* [Exercise brief] Quote the listing below in full and exactly as written, but omit every picture.

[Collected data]
************

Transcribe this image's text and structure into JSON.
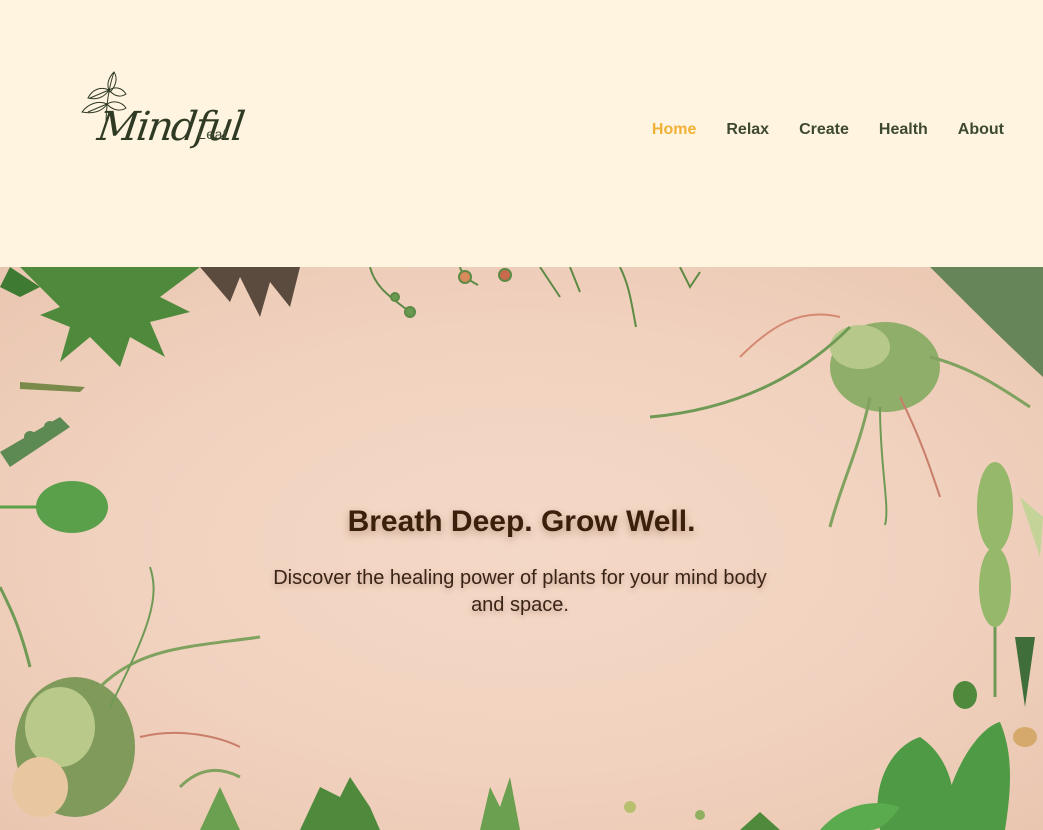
{
  "brand": {
    "script": "Mindful",
    "small": "Leaf"
  },
  "nav": {
    "items": [
      {
        "label": "Home",
        "active": true
      },
      {
        "label": "Relax",
        "active": false
      },
      {
        "label": "Create",
        "active": false
      },
      {
        "label": "Health",
        "active": false
      },
      {
        "label": "About",
        "active": false
      }
    ]
  },
  "hero": {
    "title": "Breath Deep. Grow Well.",
    "subtitle": "Discover the healing power of plants for your mind body and space."
  },
  "colors": {
    "header_bg": "#fff4df",
    "accent": "#f0b135",
    "nav_text": "#3d4a2f",
    "hero_bg": "#f1d2bf",
    "title_text": "#3a1f0c"
  }
}
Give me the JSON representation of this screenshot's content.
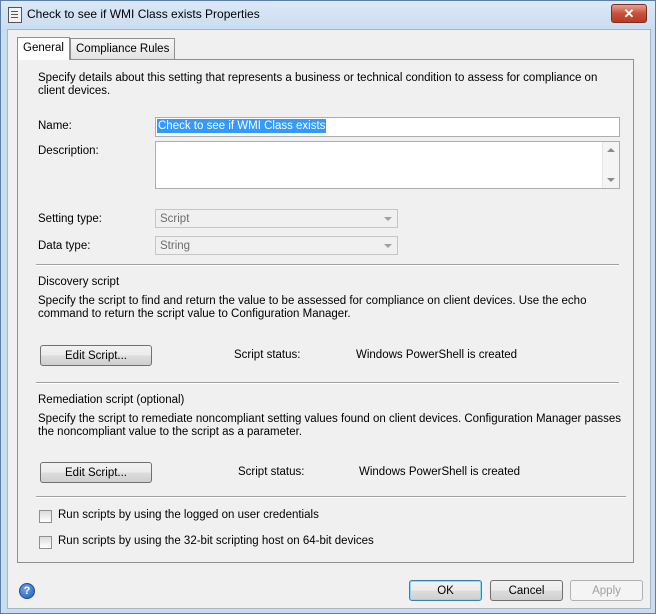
{
  "window": {
    "title": "Check to see if WMI Class exists Properties",
    "close_symbol": "✕"
  },
  "tabs": [
    {
      "label": "General",
      "active": true
    },
    {
      "label": "Compliance Rules",
      "active": false
    }
  ],
  "general": {
    "intro": "Specify details about this setting that represents a business or technical condition to assess for compliance on client devices.",
    "name_label": "Name:",
    "name_value": "Check to see if WMI Class exists",
    "description_label": "Description:",
    "description_value": "",
    "setting_type_label": "Setting type:",
    "setting_type_value": "Script",
    "data_type_label": "Data type:",
    "data_type_value": "String"
  },
  "discovery": {
    "heading": "Discovery script",
    "description": "Specify the script to find and return the value to be assessed for compliance on client devices. Use the echo command to return the script value to Configuration Manager.",
    "edit_button": "Edit Script...",
    "status_label": "Script status:",
    "status_value": "Windows PowerShell is created"
  },
  "remediation": {
    "heading": "Remediation script (optional)",
    "description": "Specify the script to remediate noncompliant setting values found on client devices. Configuration Manager passes the noncompliant value to the script as a parameter.",
    "edit_button": "Edit Script...",
    "status_label": "Script status:",
    "status_value": "Windows PowerShell is created"
  },
  "options": {
    "logged_on_credentials": {
      "label": "Run scripts by using the logged on user credentials",
      "checked": false
    },
    "scripting_host_32bit": {
      "label": "Run scripts by using the 32-bit scripting host on 64-bit devices",
      "checked": false
    }
  },
  "footer": {
    "help_symbol": "?",
    "ok": "OK",
    "cancel": "Cancel",
    "apply": "Apply"
  },
  "icons": {
    "title": "properties-window-icon",
    "help": "help-icon",
    "close": "close-icon"
  }
}
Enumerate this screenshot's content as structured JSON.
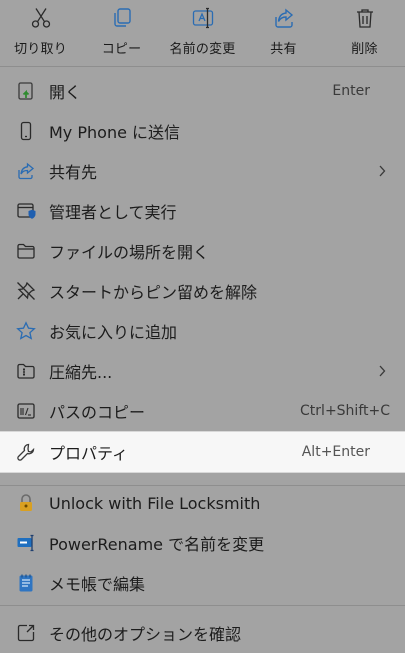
{
  "actions": [
    {
      "label": "切り取り",
      "icon": "scissors-icon"
    },
    {
      "label": "コピー",
      "icon": "copy-icon"
    },
    {
      "label": "名前の変更",
      "icon": "rename-icon"
    },
    {
      "label": "共有",
      "icon": "share-icon"
    },
    {
      "label": "削除",
      "icon": "trash-icon"
    }
  ],
  "items": [
    {
      "label": "開く",
      "shortcut": "Enter",
      "icon": "open-icon"
    },
    {
      "label": "My Phone に送信",
      "shortcut": "",
      "icon": "phone-icon"
    },
    {
      "label": "共有先",
      "shortcut": "",
      "icon": "share-icon",
      "submenu": true
    },
    {
      "label": "管理者として実行",
      "shortcut": "",
      "icon": "admin-shield-icon"
    },
    {
      "label": "ファイルの場所を開く",
      "shortcut": "",
      "icon": "folder-icon"
    },
    {
      "label": "スタートからピン留めを解除",
      "shortcut": "",
      "icon": "unpin-icon"
    },
    {
      "label": "お気に入りに追加",
      "shortcut": "",
      "icon": "star-icon"
    },
    {
      "label": "圧縮先...",
      "shortcut": "",
      "icon": "zip-folder-icon",
      "submenu": true
    },
    {
      "label": "パスのコピー",
      "shortcut": "Ctrl+Shift+C",
      "icon": "copy-path-icon"
    },
    {
      "label": "プロパティ",
      "shortcut": "Alt+Enter",
      "icon": "wrench-icon",
      "highlighted": true
    },
    {
      "label": "Unlock with File Locksmith",
      "shortcut": "",
      "icon": "lock-icon"
    },
    {
      "label": "PowerRename で名前を変更",
      "shortcut": "",
      "icon": "powerrename-icon"
    },
    {
      "label": "メモ帳で編集",
      "shortcut": "",
      "icon": "notepad-icon"
    },
    {
      "label": "その他のオプションを確認",
      "shortcut": "",
      "icon": "more-options-icon"
    }
  ],
  "colors": {
    "overlay": "#a3a3a3",
    "highlight": "#f7f7f7",
    "accent": "#0067c0"
  }
}
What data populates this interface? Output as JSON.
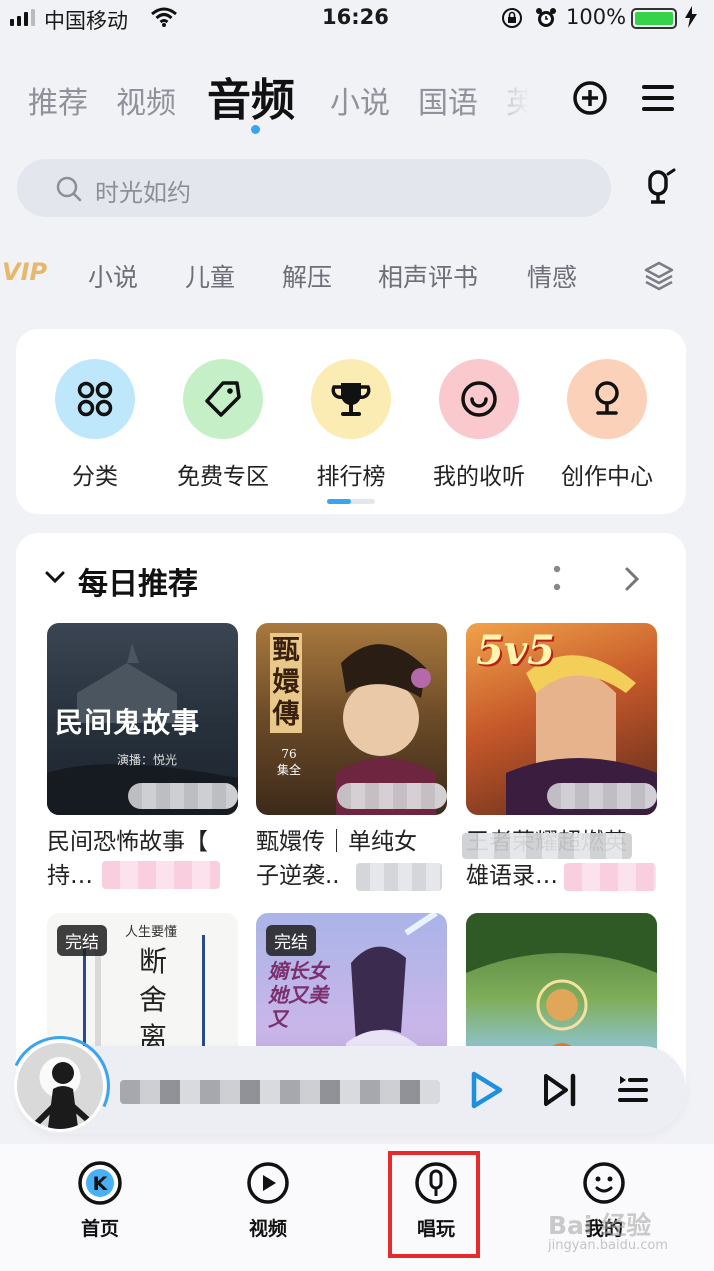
{
  "status_bar": {
    "carrier": "中国移动",
    "time": "16:26",
    "battery": "100%"
  },
  "top_tabs": [
    {
      "label": "推荐"
    },
    {
      "label": "视频"
    },
    {
      "label": "音频",
      "active": true
    },
    {
      "label": "小说"
    },
    {
      "label": "国语"
    },
    {
      "label": "英"
    }
  ],
  "search": {
    "placeholder": "时光如约"
  },
  "categories": {
    "vip": "VIP",
    "items": [
      "小说",
      "儿童",
      "解压",
      "相声评书",
      "情感"
    ]
  },
  "quick_entries": [
    {
      "label": "分类",
      "icon": "grid-icon",
      "color": "#bfe7fb"
    },
    {
      "label": "免费专区",
      "icon": "tag-icon",
      "color": "#c4efc7"
    },
    {
      "label": "排行榜",
      "icon": "trophy-icon",
      "color": "#fbecb4"
    },
    {
      "label": "我的收听",
      "icon": "smile-headphone-icon",
      "color": "#f9c9cd"
    },
    {
      "label": "创作中心",
      "icon": "microphone-icon",
      "color": "#fbd2b9"
    }
  ],
  "daily": {
    "title": "每日推荐",
    "books": [
      {
        "title_line1": "民间恐怖故事【",
        "title_line2": "持…",
        "cover_text": "民间鬼故事",
        "cover_sub": "演播：悦光"
      },
      {
        "title_line1": "甄嬛传｜单纯女",
        "title_line2": "子逆袭..",
        "cover_text": "甄嬛傳",
        "cover_sub": "76集全"
      },
      {
        "title_line1": "王者荣耀超燃英",
        "title_line2": "雄语录…",
        "cover_text": "5v5"
      },
      {
        "tag": "完结",
        "cover_text": "断舍离",
        "cover_sub": "人生要懂"
      },
      {
        "tag": "完结",
        "cover_text": "嫡长女 她又美又"
      },
      {}
    ]
  },
  "bottom_nav": [
    {
      "label": "首页",
      "icon": "k-logo-icon"
    },
    {
      "label": "视频",
      "icon": "play-circle-icon"
    },
    {
      "label": "唱玩",
      "icon": "mic-circle-icon",
      "highlighted": true
    },
    {
      "label": "我的",
      "icon": "smiley-icon"
    }
  ],
  "watermark": {
    "brand": "Bai 经验",
    "url": "jingyan.baidu.com"
  },
  "colors": {
    "accent": "#3aa4f0",
    "highlight_box": "#e62b2b"
  }
}
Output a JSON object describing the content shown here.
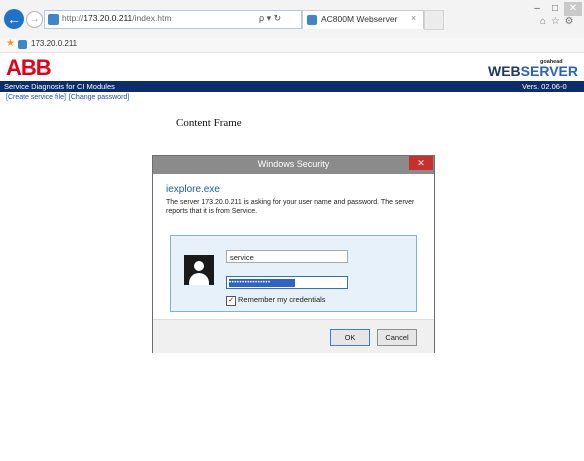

************

* [Completed task]
Transcribe this image's text and structure into JSON.
{
  "brand": {
    "script": "Mindful",
    "small": "Leaf"
  },
  "nav": {
    "items": [
      {
        "label": "Home",
        "active": true
      },
      {
        "label": "Relax",
        "active": false
      },
      {
        "label": "Create",
        "active": false
      },
      {
        "label": "Health",
        "active": false
      },
      {
        "label": "About",
        "active": false
      }
    ]
  },
  "hero": {
    "title": "Breath Deep. Grow Well.",
    "subtitle": "Discover the healing power of plants for your mind body and space."
  },
  "colors": {
    "header_bg": "#fff4df",
    "accent": "#f0b135",
    "nav_text": "#3d4a2f",
    "hero_bg": "#f1d2bf",
    "title_text": "#3a1f0c"
  }
}
Give me the JSON representation of this screenshot's content.
{
  "window": {
    "title": "Check to see if WMI Class exists Properties",
    "close_symbol": "✕"
  },
  "tabs": [
    {
      "label": "General",
      "active": true
    },
    {
      "label": "Compliance Rules",
      "active": false
    }
  ],
  "general": {
    "intro": "Specify details about this setting that represents a business or technical condition to assess for compliance on client devices.",
    "name_label": "Name:",
    "name_value": "Check to see if WMI Class exists",
    "description_label": "Description:",
    "description_value": "",
    "setting_type_label": "Setting type:",
    "setting_type_value": "Script",
    "data_type_label": "Data type:",
    "data_type_value": "String"
  },
  "discovery": {
    "heading": "Discovery script",
    "description": "Specify the script to find and return the value to be assessed for compliance on client devices. Use the echo command to return the script value to Configuration Manager.",
    "edit_button": "Edit Script...",
    "status_label": "Script status:",
    "status_value": "Windows PowerShell is created"
  },
  "remediation": {
    "heading": "Remediation script (optional)",
    "description": "Specify the script to remediate noncompliant setting values found on client devices. Configuration Manager passes the noncompliant value to the script as a parameter.",
    "edit_button": "Edit Script...",
    "status_label": "Script status:",
    "status_value": "Windows PowerShell is created"
  },
  "options": {
    "logged_on_credentials": {
      "label": "Run scripts by using the logged on user credentials",
      "checked": false
    },
    "scripting_host_32bit": {
      "label": "Run scripts by using the 32-bit scripting host on 64-bit devices",
      "checked": false
    }
  },
  "footer": {
    "help_symbol": "?",
    "ok": "OK",
    "cancel": "Cancel",
    "apply": "Apply"
  },
  "icons": {
    "title": "properties-window-icon",
    "help": "help-icon",
    "close": "close-icon"
  }
}
Enumerate this screenshot's content as structured JSON.
{
  "actions": [
    {
      "label": "切り取り",
      "icon": "scissors-icon"
    },
    {
      "label": "コピー",
      "icon": "copy-icon"
    },
    {
      "label": "名前の変更",
      "icon": "rename-icon"
    },
    {
      "label": "共有",
      "icon": "share-icon"
    },
    {
      "label": "削除",
      "icon": "trash-icon"
    }
  ],
  "items": [
    {
      "label": "開く",
      "shortcut": "Enter",
      "icon": "open-icon"
    },
    {
      "label": "My Phone に送信",
      "shortcut": "",
      "icon": "phone-icon"
    },
    {
      "label": "共有先",
      "shortcut": "",
      "icon": "share-icon",
      "submenu": true
    },
    {
      "label": "管理者として実行",
      "shortcut": "",
      "icon": "admin-shield-icon"
    },
    {
      "label": "ファイルの場所を開く",
      "shortcut": "",
      "icon": "folder-icon"
    },
    {
      "label": "スタートからピン留めを解除",
      "shortcut": "",
      "icon": "unpin-icon"
    },
    {
      "label": "お気に入りに追加",
      "shortcut": "",
      "icon": "star-icon"
    },
    {
      "label": "圧縮先...",
      "shortcut": "",
      "icon": "zip-folder-icon",
      "submenu": true
    },
    {
      "label": "パスのコピー",
      "shortcut": "Ctrl+Shift+C",
      "icon": "copy-path-icon"
    },
    {
      "label": "プロパティ",
      "shortcut": "Alt+Enter",
      "icon": "wrench-icon",
      "highlighted": true
    },
    {
      "label": "Unlock with File Locksmith",
      "shortcut": "",
      "icon": "lock-icon"
    },
    {
      "label": "PowerRename で名前を変更",
      "shortcut": "",
      "icon": "powerrename-icon"
    },
    {
      "label": "メモ帳で編集",
      "shortcut": "",
      "icon": "notepad-icon"
    },
    {
      "label": "その他のオプションを確認",
      "shortcut": "",
      "icon": "more-options-icon"
    }
  ],
  "colors": {
    "overlay": "#a3a3a3",
    "highlight": "#f7f7f7",
    "accent": "#0067c0"
  }
}
What data populates this interface? Output as JSON.
{
  "status_bar": {
    "carrier": "中国移动",
    "time": "16:26",
    "battery": "100%"
  },
  "top_tabs": [
    {
      "label": "推荐"
    },
    {
      "label": "视频"
    },
    {
      "label": "音频",
      "active": true
    },
    {
      "label": "小说"
    },
    {
      "label": "国语"
    },
    {
      "label": "英"
    }
  ],
  "search": {
    "placeholder": "时光如约"
  },
  "categories": {
    "vip": "VIP",
    "items": [
      "小说",
      "儿童",
      "解压",
      "相声评书",
      "情感"
    ]
  },
  "quick_entries": [
    {
      "label": "分类",
      "icon": "grid-icon",
      "color": "#bfe7fb"
    },
    {
      "label": "免费专区",
      "icon": "tag-icon",
      "color": "#c4efc7"
    },
    {
      "label": "排行榜",
      "icon": "trophy-icon",
      "color": "#fbecb4"
    },
    {
      "label": "我的收听",
      "icon": "smile-headphone-icon",
      "color": "#f9c9cd"
    },
    {
      "label": "创作中心",
      "icon": "microphone-icon",
      "color": "#fbd2b9"
    }
  ],
  "daily": {
    "title": "每日推荐",
    "books": [
      {
        "title_line1": "民间恐怖故事【",
        "title_line2": "持…",
        "cover_text": "民间鬼故事",
        "cover_sub": "演播：悦光"
      },
      {
        "title_line1": "甄嬛传｜单纯女",
        "title_line2": "子逆袭..",
        "cover_text": "甄嬛傳",
        "cover_sub": "76集全"
      },
      {
        "title_line1": "王者荣耀超燃英",
        "title_line2": "雄语录…",
        "cover_text": "5v5"
      },
      {
        "tag": "完结",
        "cover_text": "断舍离",
        "cover_sub": "人生要懂"
      },
      {
        "tag": "完结",
        "cover_text": "嫡长女 她又美又"
      },
      {}
    ]
  },
  "bottom_nav": [
    {
      "label": "首页",
      "icon": "k-logo-icon"
    },
    {
      "label": "视频",
      "icon": "play-circle-icon"
    },
    {
      "label": "唱玩",
      "icon": "mic-circle-icon",
      "highlighted": true
    },
    {
      "label": "我的",
      "icon": "smiley-icon"
    }
  ],
  "watermark": {
    "brand": "Bai 经验",
    "url": "jingyan.baidu.com"
  },
  "colors": {
    "accent": "#3aa4f0",
    "highlight_box": "#e62b2b"
  }
}
Output a JSON object describing the content shown here.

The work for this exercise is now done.